> [WHAT TO WORK ON]: Gather, from the listing beneath this task, every line holding the string "Albrechtshof".

Excerpt from a dataset
————

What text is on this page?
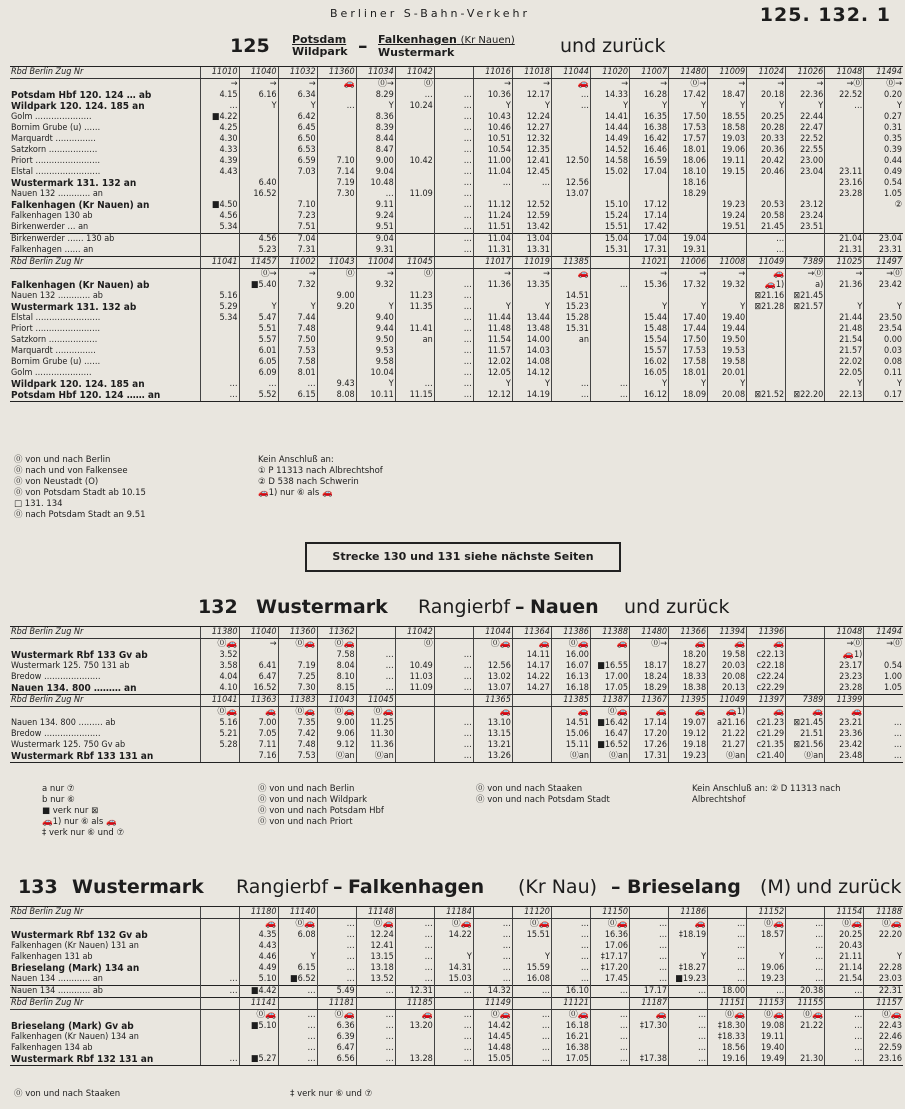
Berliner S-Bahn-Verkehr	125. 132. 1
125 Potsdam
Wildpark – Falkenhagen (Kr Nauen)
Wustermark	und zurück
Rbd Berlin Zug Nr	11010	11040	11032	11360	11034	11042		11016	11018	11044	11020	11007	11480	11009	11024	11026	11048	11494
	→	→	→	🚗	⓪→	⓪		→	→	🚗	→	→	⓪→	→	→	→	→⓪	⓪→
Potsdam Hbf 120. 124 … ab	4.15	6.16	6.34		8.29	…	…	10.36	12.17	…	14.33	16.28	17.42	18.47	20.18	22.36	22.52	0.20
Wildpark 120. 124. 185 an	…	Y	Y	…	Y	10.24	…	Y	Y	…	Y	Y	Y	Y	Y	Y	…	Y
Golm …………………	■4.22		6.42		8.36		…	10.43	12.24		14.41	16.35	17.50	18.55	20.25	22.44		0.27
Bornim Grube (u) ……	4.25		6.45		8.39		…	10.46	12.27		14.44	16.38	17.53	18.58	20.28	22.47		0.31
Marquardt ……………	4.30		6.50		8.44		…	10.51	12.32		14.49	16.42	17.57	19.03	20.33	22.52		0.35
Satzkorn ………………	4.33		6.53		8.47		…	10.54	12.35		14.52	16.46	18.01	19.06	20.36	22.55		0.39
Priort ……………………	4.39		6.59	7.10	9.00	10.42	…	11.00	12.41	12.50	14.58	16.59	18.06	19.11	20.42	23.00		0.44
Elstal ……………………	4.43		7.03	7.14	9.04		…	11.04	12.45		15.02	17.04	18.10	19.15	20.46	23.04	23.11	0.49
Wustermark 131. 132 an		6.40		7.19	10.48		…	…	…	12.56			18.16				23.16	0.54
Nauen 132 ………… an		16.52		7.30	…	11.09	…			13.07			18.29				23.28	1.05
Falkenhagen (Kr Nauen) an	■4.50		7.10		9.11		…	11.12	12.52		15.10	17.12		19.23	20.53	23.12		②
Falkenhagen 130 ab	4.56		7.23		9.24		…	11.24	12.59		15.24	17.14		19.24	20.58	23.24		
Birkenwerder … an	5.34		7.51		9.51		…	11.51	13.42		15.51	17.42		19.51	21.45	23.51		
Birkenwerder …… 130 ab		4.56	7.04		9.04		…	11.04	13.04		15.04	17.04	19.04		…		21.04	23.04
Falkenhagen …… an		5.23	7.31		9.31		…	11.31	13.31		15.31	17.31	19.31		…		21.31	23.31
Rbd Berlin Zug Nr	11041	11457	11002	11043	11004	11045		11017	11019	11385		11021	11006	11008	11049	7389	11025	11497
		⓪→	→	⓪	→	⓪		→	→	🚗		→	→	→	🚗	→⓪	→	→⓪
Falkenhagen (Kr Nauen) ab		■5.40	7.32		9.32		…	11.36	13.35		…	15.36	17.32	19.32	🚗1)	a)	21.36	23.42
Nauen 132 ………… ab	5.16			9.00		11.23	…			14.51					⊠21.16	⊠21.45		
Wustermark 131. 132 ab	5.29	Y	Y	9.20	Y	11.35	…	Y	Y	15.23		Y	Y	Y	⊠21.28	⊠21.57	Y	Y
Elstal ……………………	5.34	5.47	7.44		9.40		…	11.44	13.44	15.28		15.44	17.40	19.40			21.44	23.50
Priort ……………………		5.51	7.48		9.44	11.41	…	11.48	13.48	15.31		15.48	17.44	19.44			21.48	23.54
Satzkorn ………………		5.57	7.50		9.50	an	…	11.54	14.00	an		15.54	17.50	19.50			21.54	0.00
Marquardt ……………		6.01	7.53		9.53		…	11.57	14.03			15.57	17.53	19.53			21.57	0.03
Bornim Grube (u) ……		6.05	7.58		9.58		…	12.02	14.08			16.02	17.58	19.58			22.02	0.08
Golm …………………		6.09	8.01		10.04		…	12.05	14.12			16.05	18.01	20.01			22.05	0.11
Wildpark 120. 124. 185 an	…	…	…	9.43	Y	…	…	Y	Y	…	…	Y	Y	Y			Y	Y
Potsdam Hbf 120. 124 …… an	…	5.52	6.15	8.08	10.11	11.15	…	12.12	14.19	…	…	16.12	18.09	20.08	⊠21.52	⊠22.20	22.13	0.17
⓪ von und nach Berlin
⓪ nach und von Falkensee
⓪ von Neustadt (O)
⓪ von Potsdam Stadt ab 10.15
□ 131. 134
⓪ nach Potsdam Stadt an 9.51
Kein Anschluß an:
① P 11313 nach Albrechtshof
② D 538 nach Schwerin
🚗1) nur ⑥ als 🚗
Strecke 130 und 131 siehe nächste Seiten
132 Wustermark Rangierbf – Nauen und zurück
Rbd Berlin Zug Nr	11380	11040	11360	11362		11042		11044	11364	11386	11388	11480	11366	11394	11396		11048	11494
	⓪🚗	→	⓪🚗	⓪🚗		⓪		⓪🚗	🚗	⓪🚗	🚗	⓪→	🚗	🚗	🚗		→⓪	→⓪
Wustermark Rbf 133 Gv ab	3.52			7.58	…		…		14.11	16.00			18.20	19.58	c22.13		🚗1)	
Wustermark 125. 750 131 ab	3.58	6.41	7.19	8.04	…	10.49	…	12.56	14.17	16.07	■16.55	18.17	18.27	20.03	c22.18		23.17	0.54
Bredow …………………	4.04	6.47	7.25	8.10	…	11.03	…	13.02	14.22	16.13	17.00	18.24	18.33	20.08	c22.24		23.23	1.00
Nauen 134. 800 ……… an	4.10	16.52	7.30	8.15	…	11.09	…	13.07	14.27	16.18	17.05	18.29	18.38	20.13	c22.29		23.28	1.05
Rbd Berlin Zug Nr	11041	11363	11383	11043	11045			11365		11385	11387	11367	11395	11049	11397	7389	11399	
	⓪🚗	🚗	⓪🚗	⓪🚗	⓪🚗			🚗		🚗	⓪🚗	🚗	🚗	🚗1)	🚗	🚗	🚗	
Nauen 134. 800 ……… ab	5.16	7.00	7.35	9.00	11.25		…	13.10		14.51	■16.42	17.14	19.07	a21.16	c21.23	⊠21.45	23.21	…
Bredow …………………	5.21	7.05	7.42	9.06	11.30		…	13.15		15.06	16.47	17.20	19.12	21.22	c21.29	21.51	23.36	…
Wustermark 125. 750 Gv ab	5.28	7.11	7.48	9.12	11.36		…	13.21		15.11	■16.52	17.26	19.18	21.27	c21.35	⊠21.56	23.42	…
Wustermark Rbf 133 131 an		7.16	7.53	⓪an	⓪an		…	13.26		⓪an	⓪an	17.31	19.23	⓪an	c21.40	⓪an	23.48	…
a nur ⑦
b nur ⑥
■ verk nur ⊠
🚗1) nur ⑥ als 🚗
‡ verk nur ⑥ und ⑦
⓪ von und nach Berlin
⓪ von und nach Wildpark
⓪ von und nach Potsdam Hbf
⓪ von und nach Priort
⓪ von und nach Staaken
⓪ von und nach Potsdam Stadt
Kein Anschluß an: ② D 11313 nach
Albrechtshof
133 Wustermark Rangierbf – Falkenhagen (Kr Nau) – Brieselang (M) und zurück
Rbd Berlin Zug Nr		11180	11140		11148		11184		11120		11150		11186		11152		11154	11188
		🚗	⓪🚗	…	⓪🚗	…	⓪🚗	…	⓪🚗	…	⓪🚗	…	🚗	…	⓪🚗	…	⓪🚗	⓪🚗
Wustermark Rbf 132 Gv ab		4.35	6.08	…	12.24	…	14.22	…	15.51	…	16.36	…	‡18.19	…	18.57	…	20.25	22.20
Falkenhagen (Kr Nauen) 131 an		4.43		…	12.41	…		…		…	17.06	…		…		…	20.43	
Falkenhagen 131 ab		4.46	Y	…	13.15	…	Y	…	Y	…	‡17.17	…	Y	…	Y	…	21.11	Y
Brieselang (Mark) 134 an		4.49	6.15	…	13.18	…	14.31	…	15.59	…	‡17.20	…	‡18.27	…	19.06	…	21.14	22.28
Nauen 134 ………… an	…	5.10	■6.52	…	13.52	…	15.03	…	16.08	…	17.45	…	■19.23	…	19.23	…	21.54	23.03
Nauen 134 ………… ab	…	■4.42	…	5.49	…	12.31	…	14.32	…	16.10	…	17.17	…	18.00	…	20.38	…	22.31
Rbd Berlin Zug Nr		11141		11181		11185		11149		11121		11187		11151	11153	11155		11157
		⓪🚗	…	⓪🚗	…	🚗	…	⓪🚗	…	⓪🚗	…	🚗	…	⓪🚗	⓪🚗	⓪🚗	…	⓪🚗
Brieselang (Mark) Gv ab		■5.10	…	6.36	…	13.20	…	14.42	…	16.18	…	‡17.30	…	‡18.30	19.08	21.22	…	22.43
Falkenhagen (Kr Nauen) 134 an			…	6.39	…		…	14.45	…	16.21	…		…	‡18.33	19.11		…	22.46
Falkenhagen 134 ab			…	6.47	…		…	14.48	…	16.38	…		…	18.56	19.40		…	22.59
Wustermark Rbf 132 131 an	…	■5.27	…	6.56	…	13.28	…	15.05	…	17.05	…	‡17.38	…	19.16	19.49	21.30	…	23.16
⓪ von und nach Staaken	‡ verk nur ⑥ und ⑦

————

> [ANSWER FOR THIS EXERCISE]:
① P 11313 nach Albrechtshof
Albrechtshof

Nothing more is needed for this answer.